▶ [WHAT TO DO]
A – According to the analysis of Roderick Usher's doom, why does Roderick's burying of Madeline make him the architect of his own demise? Answer in one to three sentences.
B – In the analysis of Roderick Usher's doom, what does Roderick believe causes his malady?
C – Carry on the analysis of Roderick Usher's doom from its final sentence, and develop the theme that sentence introduces.

▶ [EXCERPT]
Doom can be a self-fulfilling prophecy.
From the start of the story, Roderick sees little hope for his condition and seems to hasten his own doom. Although he nominally invites the narrator to help alleviate his nerves, the narrator finds him “a bounden slave” to his anxiety, unable or unwilling to do anything to improve his situation. Roderick mumbles consistently about his conviction that he will die of fright, and yet both surrounds himself with and creates his own macabre art, music, and literature. He believes that the very house he lives in causes his malady, and yet has not left it in years. He states that losing Madeline will leave him as the last of the Usher line, and yet he has not attempted to find a wife to build his own family with. Roderick is in fact so convinced that his sister does not have long to live that he inters her prematurely. Even doing all he can to cheer up Roderick, the narrator is forced to conclude that Roderick is so convinced of his own impending demise that nothing will help him. Furthermore, by interring Madeline alive, Roderick sets up a chain of events that will inevitably cause a fright, thereby fulfilling his own prophecy of how he will die. Roderick thus can be read as the architect of his own demise.
A person’s mind creates their own fear.

▶ [RECORD EXCERPTS]
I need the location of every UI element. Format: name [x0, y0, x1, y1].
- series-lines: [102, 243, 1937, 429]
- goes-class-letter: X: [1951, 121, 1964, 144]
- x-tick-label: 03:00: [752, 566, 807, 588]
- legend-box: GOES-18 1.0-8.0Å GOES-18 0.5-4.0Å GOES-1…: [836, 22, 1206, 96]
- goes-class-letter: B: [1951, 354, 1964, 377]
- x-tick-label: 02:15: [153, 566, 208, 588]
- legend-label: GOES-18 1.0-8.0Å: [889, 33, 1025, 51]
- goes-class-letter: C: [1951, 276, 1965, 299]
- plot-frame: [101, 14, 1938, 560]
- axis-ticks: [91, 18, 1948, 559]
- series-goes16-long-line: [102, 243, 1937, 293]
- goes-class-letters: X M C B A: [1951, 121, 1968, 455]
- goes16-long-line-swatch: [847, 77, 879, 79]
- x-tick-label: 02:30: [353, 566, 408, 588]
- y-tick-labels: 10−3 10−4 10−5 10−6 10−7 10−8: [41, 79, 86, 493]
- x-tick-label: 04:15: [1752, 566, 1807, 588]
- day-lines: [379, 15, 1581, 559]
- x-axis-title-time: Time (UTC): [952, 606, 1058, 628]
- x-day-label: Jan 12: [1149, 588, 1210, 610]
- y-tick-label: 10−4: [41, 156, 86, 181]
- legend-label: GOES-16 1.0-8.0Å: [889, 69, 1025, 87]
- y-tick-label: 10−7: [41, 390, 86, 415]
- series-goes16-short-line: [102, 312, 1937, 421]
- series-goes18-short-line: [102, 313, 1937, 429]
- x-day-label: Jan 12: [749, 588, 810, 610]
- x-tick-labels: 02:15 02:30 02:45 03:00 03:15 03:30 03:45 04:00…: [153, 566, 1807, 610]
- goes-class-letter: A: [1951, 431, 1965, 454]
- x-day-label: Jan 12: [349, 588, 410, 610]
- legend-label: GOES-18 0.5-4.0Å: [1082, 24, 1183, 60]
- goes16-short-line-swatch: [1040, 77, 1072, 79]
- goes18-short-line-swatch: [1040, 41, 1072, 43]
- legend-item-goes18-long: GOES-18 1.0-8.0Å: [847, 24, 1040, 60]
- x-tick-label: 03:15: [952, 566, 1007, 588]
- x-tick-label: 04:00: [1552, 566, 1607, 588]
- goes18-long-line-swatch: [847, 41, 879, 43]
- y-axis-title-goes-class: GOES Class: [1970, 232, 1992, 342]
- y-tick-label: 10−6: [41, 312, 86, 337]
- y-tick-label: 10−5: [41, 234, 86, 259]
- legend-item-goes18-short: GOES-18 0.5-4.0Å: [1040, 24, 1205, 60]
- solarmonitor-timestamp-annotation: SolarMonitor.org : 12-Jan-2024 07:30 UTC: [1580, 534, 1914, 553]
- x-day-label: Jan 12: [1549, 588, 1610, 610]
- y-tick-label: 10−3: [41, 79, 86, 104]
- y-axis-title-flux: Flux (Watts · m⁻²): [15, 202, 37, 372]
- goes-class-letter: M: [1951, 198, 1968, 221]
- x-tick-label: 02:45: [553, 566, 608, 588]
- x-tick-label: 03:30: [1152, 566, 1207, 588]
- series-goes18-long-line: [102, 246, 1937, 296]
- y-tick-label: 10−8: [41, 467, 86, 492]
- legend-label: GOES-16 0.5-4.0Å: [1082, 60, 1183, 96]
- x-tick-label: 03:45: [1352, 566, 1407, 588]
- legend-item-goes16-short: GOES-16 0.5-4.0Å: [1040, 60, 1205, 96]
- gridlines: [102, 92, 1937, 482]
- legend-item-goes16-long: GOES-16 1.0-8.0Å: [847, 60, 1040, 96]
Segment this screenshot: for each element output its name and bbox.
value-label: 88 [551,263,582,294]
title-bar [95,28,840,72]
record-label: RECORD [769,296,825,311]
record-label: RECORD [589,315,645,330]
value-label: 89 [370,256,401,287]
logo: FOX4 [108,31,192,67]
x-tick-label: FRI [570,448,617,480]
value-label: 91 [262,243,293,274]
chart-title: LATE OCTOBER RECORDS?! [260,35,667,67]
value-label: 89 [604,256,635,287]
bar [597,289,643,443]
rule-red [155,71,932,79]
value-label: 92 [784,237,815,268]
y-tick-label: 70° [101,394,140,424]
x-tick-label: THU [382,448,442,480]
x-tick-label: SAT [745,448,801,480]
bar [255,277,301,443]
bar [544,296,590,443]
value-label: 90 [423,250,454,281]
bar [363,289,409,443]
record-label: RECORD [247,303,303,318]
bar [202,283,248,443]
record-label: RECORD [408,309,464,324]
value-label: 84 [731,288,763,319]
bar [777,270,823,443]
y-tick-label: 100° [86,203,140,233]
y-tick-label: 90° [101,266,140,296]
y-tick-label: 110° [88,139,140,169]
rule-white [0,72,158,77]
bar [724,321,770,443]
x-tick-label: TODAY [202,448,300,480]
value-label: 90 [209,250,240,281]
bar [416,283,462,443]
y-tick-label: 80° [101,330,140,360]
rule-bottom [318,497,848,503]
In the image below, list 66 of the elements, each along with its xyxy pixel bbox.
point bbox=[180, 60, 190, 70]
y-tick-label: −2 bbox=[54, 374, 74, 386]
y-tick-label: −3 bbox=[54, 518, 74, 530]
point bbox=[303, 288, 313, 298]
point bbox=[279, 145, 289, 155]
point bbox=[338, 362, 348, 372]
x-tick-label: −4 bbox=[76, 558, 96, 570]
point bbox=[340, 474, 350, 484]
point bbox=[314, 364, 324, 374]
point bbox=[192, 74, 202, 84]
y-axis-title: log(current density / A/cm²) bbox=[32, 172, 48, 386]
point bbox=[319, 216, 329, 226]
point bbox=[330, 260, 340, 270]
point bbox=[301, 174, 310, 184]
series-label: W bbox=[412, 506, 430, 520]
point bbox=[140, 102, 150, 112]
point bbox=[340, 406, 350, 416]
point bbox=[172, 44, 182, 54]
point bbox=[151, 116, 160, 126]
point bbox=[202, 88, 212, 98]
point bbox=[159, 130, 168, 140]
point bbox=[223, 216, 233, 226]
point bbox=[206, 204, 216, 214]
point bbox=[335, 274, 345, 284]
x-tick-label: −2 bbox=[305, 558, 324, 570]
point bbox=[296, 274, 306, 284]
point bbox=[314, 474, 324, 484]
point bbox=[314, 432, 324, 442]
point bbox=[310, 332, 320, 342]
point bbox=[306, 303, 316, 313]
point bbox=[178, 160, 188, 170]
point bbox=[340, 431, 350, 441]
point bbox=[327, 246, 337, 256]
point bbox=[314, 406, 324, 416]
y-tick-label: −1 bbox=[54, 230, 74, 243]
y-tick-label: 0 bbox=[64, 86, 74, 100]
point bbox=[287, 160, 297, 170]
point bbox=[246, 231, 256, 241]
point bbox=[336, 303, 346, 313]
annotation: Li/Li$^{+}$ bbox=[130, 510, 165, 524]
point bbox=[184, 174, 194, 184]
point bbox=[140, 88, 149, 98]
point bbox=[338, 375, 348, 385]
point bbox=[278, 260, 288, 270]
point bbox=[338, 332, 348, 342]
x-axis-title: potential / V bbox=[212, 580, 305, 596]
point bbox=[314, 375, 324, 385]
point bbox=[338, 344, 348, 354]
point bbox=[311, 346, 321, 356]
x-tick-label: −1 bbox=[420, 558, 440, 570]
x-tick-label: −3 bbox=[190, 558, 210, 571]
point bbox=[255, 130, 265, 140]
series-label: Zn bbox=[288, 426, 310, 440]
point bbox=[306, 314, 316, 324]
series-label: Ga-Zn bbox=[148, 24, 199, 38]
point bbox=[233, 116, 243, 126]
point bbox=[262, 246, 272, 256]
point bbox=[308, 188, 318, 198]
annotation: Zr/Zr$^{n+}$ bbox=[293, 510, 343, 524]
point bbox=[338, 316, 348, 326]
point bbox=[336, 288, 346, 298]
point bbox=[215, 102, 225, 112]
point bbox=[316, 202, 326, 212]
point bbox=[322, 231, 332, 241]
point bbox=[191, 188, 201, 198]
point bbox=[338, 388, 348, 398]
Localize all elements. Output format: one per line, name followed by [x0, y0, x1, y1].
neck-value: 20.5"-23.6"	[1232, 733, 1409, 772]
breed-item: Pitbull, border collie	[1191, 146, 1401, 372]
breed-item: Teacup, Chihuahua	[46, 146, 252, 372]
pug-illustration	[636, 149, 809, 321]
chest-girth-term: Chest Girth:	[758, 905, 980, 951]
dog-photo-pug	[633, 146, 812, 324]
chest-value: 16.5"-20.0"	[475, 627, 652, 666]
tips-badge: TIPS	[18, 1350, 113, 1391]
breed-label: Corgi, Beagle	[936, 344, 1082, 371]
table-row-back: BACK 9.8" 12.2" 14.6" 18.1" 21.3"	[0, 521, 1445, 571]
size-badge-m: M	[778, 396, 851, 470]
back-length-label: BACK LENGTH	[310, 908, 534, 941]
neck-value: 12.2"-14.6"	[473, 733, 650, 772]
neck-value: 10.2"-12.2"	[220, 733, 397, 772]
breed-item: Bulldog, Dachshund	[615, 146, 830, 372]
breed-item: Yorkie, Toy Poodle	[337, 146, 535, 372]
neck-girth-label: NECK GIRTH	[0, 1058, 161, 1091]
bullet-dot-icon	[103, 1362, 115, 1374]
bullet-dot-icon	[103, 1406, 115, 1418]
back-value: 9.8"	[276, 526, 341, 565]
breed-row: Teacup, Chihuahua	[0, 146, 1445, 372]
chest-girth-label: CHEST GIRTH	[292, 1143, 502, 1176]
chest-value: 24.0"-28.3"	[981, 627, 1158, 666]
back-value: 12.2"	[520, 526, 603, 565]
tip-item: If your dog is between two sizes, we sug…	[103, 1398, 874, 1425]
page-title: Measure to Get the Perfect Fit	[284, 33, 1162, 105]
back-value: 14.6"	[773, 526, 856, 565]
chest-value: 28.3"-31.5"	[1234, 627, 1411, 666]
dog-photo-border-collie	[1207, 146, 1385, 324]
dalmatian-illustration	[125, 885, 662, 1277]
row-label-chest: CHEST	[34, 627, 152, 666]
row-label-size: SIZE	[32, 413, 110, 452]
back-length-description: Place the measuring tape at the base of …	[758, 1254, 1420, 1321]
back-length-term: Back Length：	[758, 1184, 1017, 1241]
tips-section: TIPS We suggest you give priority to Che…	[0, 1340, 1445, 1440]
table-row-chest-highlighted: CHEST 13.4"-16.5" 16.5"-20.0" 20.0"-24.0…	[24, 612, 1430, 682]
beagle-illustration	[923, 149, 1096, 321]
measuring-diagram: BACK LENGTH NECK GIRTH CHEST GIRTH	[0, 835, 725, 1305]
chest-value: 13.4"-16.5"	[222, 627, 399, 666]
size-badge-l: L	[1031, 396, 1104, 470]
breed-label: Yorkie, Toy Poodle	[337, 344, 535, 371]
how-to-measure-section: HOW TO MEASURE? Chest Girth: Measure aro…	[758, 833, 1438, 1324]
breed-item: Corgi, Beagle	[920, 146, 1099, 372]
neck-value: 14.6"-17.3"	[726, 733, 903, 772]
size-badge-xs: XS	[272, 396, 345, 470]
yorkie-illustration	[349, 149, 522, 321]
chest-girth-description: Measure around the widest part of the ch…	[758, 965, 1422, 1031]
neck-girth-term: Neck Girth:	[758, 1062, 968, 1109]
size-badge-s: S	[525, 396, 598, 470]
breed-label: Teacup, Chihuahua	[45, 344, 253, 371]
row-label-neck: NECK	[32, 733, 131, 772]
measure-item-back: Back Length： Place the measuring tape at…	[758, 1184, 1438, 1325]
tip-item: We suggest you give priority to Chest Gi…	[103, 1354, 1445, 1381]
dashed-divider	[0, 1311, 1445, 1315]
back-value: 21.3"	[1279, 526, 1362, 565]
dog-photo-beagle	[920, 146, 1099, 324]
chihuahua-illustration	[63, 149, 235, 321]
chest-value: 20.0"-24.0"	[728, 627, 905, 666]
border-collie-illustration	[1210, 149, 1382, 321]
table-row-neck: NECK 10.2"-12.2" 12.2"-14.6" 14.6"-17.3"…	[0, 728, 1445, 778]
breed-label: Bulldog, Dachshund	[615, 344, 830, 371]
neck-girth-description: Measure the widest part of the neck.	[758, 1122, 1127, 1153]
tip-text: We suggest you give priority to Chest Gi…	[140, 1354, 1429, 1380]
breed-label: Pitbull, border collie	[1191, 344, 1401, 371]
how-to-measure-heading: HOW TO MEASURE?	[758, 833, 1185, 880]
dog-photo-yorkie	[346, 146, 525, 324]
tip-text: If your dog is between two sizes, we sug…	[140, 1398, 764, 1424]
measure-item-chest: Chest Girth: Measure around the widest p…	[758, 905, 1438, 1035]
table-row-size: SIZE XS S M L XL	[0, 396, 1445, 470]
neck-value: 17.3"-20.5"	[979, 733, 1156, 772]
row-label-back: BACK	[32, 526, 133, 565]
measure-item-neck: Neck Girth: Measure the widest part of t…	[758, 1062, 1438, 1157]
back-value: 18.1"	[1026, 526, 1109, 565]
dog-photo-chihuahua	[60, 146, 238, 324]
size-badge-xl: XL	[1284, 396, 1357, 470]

▶ [PER-TASK ANSWERS]
A – Roderick believes he will die of fright. By burying Madeline alive, he sets off a chain of events that is bound to cause a fright, so he brings about the very death he predicted.

B – He believes the very house he lives in causes it.

C –
Although both the narrator and Roderick speak of the Usher manor as having an evil, sickening atmosphere, only Roderick truly takes that pronouncement to heart. The narrator observes the apparent gloom of the house but dismisses the idea that it could possibly be a real phenomenon, considering it a childish dream. Roderick, however, appears trapped in the house’s atmosphere. While the two boyhood friends breathe the same air, read the same grim and fanciful books, and listen to the same melancholy songs of Roderick’s devising, the narrator, while disturbed, does not truly grow ill, but Roderick continues to deteriorate. Thus, the story explores the subjectivity of madness. That is, situations in and of themselves are not the sole determinant of madness, but it’s rather about how each individual reacts to that situation. With so many of the events in the story itself left up to interpretation, whether or not a reader decides to see supernatural elements in the story also plays out along these lines. The ambiguity of what actually happens in the story means that “The Fall of the House of Usher” functions as a kind of literary Rorschach test, revealing whether the reader is inclined to imagine a macabre Gothic tale or a strange family tragedy.
Old orders will fall.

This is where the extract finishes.